Goal: The records below must be output exactly, without pictures.

Entries shown:
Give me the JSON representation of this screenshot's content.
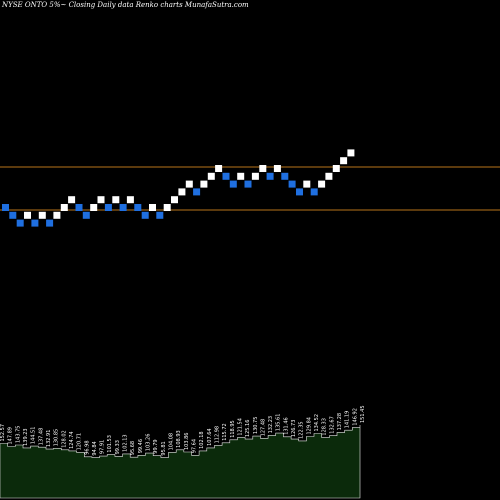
{
  "title": "NYSE ONTO 5%~  Closing Daily data  Renko  charts MunafaSutra.com",
  "colors": {
    "background": "#000000",
    "up_brick": "#ffffff",
    "down_brick": "#1f6fe0",
    "level_line": "#b8741a",
    "volume_fill": "#0b2a0b",
    "volume_line": "#e8e8e8"
  },
  "chart_data": {
    "type": "renko",
    "brick_percent": 5,
    "level_lines": [
      "upper",
      "lower"
    ],
    "bricks": [
      {
        "dir": "down",
        "level": 0
      },
      {
        "dir": "down",
        "level": -1
      },
      {
        "dir": "down",
        "level": -2
      },
      {
        "dir": "up",
        "level": -1
      },
      {
        "dir": "down",
        "level": -2
      },
      {
        "dir": "up",
        "level": -1
      },
      {
        "dir": "down",
        "level": -2
      },
      {
        "dir": "up",
        "level": -1
      },
      {
        "dir": "up",
        "level": 0
      },
      {
        "dir": "up",
        "level": 1
      },
      {
        "dir": "down",
        "level": 0
      },
      {
        "dir": "down",
        "level": -1
      },
      {
        "dir": "up",
        "level": 0
      },
      {
        "dir": "up",
        "level": 1
      },
      {
        "dir": "down",
        "level": 0
      },
      {
        "dir": "up",
        "level": 1
      },
      {
        "dir": "down",
        "level": 0
      },
      {
        "dir": "up",
        "level": 1
      },
      {
        "dir": "down",
        "level": 0
      },
      {
        "dir": "down",
        "level": -1
      },
      {
        "dir": "up",
        "level": 0
      },
      {
        "dir": "down",
        "level": -1
      },
      {
        "dir": "up",
        "level": 0
      },
      {
        "dir": "up",
        "level": 1
      },
      {
        "dir": "up",
        "level": 2
      },
      {
        "dir": "up",
        "level": 3
      },
      {
        "dir": "down",
        "level": 2
      },
      {
        "dir": "up",
        "level": 3
      },
      {
        "dir": "up",
        "level": 4
      },
      {
        "dir": "up",
        "level": 5
      },
      {
        "dir": "down",
        "level": 4
      },
      {
        "dir": "down",
        "level": 3
      },
      {
        "dir": "up",
        "level": 4
      },
      {
        "dir": "down",
        "level": 3
      },
      {
        "dir": "up",
        "level": 4
      },
      {
        "dir": "up",
        "level": 5
      },
      {
        "dir": "down",
        "level": 4
      },
      {
        "dir": "up",
        "level": 5
      },
      {
        "dir": "down",
        "level": 4
      },
      {
        "dir": "down",
        "level": 3
      },
      {
        "dir": "down",
        "level": 2
      },
      {
        "dir": "up",
        "level": 3
      },
      {
        "dir": "down",
        "level": 2
      },
      {
        "dir": "up",
        "level": 3
      },
      {
        "dir": "up",
        "level": 4
      },
      {
        "dir": "up",
        "level": 5
      },
      {
        "dir": "up",
        "level": 6
      },
      {
        "dir": "up",
        "level": 7
      }
    ],
    "volume_labels": [
      "152.57",
      "147.89",
      "143.75",
      "139.23",
      "144.51",
      "137.48",
      "132.91",
      "130.85",
      "128.02",
      "124.74",
      "120.71",
      "96.98",
      "94.84",
      "97.91",
      "101.53",
      "99.33",
      "102.13",
      "95.68",
      "99.46",
      "103.26",
      "99.79",
      "95.81",
      "104.08",
      "108.93",
      "103.86",
      "97.64",
      "102.18",
      "107.64",
      "112.98",
      "115.72",
      "118.95",
      "121.54",
      "125.16",
      "130.75",
      "127.48",
      "132.23",
      "135.61",
      "131.46",
      "126.73",
      "122.35",
      "129.84",
      "134.52",
      "128.33",
      "132.67",
      "137.28",
      "141.19",
      "146.92",
      "151.45"
    ],
    "volume_levels": [
      0.5,
      0.42,
      0.46,
      0.38,
      0.43,
      0.4,
      0.35,
      0.37,
      0.33,
      0.3,
      0.26,
      0.14,
      0.12,
      0.16,
      0.2,
      0.15,
      0.22,
      0.13,
      0.18,
      0.24,
      0.17,
      0.12,
      0.26,
      0.33,
      0.27,
      0.18,
      0.3,
      0.38,
      0.45,
      0.52,
      0.6,
      0.66,
      0.62,
      0.7,
      0.64,
      0.72,
      0.78,
      0.68,
      0.62,
      0.57,
      0.69,
      0.77,
      0.66,
      0.71,
      0.8,
      0.86,
      0.93,
      1.0
    ]
  }
}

Completed exercise:
Give me the JSON representation of this screenshot's content.
{
  "title": "NYSE ONTO 5%~  Closing Daily data  Renko  charts MunafaSutra.com",
  "colors": {
    "background": "#000000",
    "up_brick": "#ffffff",
    "down_brick": "#1f6fe0",
    "level_line": "#b8741a",
    "volume_fill": "#0b2a0b",
    "volume_line": "#e8e8e8"
  },
  "chart_data": {
    "type": "renko",
    "brick_percent": 5,
    "level_lines": [
      "upper",
      "lower"
    ],
    "bricks": [
      {
        "dir": "down",
        "level": 0
      },
      {
        "dir": "down",
        "level": -1
      },
      {
        "dir": "down",
        "level": -2
      },
      {
        "dir": "up",
        "level": -1
      },
      {
        "dir": "down",
        "level": -2
      },
      {
        "dir": "up",
        "level": -1
      },
      {
        "dir": "down",
        "level": -2
      },
      {
        "dir": "up",
        "level": -1
      },
      {
        "dir": "up",
        "level": 0
      },
      {
        "dir": "up",
        "level": 1
      },
      {
        "dir": "down",
        "level": 0
      },
      {
        "dir": "down",
        "level": -1
      },
      {
        "dir": "up",
        "level": 0
      },
      {
        "dir": "up",
        "level": 1
      },
      {
        "dir": "down",
        "level": 0
      },
      {
        "dir": "up",
        "level": 1
      },
      {
        "dir": "down",
        "level": 0
      },
      {
        "dir": "up",
        "level": 1
      },
      {
        "dir": "down",
        "level": 0
      },
      {
        "dir": "down",
        "level": -1
      },
      {
        "dir": "up",
        "level": 0
      },
      {
        "dir": "down",
        "level": -1
      },
      {
        "dir": "up",
        "level": 0
      },
      {
        "dir": "up",
        "level": 1
      },
      {
        "dir": "up",
        "level": 2
      },
      {
        "dir": "up",
        "level": 3
      },
      {
        "dir": "down",
        "level": 2
      },
      {
        "dir": "up",
        "level": 3
      },
      {
        "dir": "up",
        "level": 4
      },
      {
        "dir": "up",
        "level": 5
      },
      {
        "dir": "down",
        "level": 4
      },
      {
        "dir": "down",
        "level": 3
      },
      {
        "dir": "up",
        "level": 4
      },
      {
        "dir": "down",
        "level": 3
      },
      {
        "dir": "up",
        "level": 4
      },
      {
        "dir": "up",
        "level": 5
      },
      {
        "dir": "down",
        "level": 4
      },
      {
        "dir": "up",
        "level": 5
      },
      {
        "dir": "down",
        "level": 4
      },
      {
        "dir": "down",
        "level": 3
      },
      {
        "dir": "down",
        "level": 2
      },
      {
        "dir": "up",
        "level": 3
      },
      {
        "dir": "down",
        "level": 2
      },
      {
        "dir": "up",
        "level": 3
      },
      {
        "dir": "up",
        "level": 4
      },
      {
        "dir": "up",
        "level": 5
      },
      {
        "dir": "up",
        "level": 6
      },
      {
        "dir": "up",
        "level": 7
      }
    ],
    "volume_labels": [
      "152.57",
      "147.89",
      "143.75",
      "139.23",
      "144.51",
      "137.48",
      "132.91",
      "130.85",
      "128.02",
      "124.74",
      "120.71",
      "96.98",
      "94.84",
      "97.91",
      "101.53",
      "99.33",
      "102.13",
      "95.68",
      "99.46",
      "103.26",
      "99.79",
      "95.81",
      "104.08",
      "108.93",
      "103.86",
      "97.64",
      "102.18",
      "107.64",
      "112.98",
      "115.72",
      "118.95",
      "121.54",
      "125.16",
      "130.75",
      "127.48",
      "132.23",
      "135.61",
      "131.46",
      "126.73",
      "122.35",
      "129.84",
      "134.52",
      "128.33",
      "132.67",
      "137.28",
      "141.19",
      "146.92",
      "151.45"
    ],
    "volume_levels": [
      0.5,
      0.42,
      0.46,
      0.38,
      0.43,
      0.4,
      0.35,
      0.37,
      0.33,
      0.3,
      0.26,
      0.14,
      0.12,
      0.16,
      0.2,
      0.15,
      0.22,
      0.13,
      0.18,
      0.24,
      0.17,
      0.12,
      0.26,
      0.33,
      0.27,
      0.18,
      0.3,
      0.38,
      0.45,
      0.52,
      0.6,
      0.66,
      0.62,
      0.7,
      0.64,
      0.72,
      0.78,
      0.68,
      0.62,
      0.57,
      0.69,
      0.77,
      0.66,
      0.71,
      0.8,
      0.86,
      0.93,
      1.0
    ]
  }
}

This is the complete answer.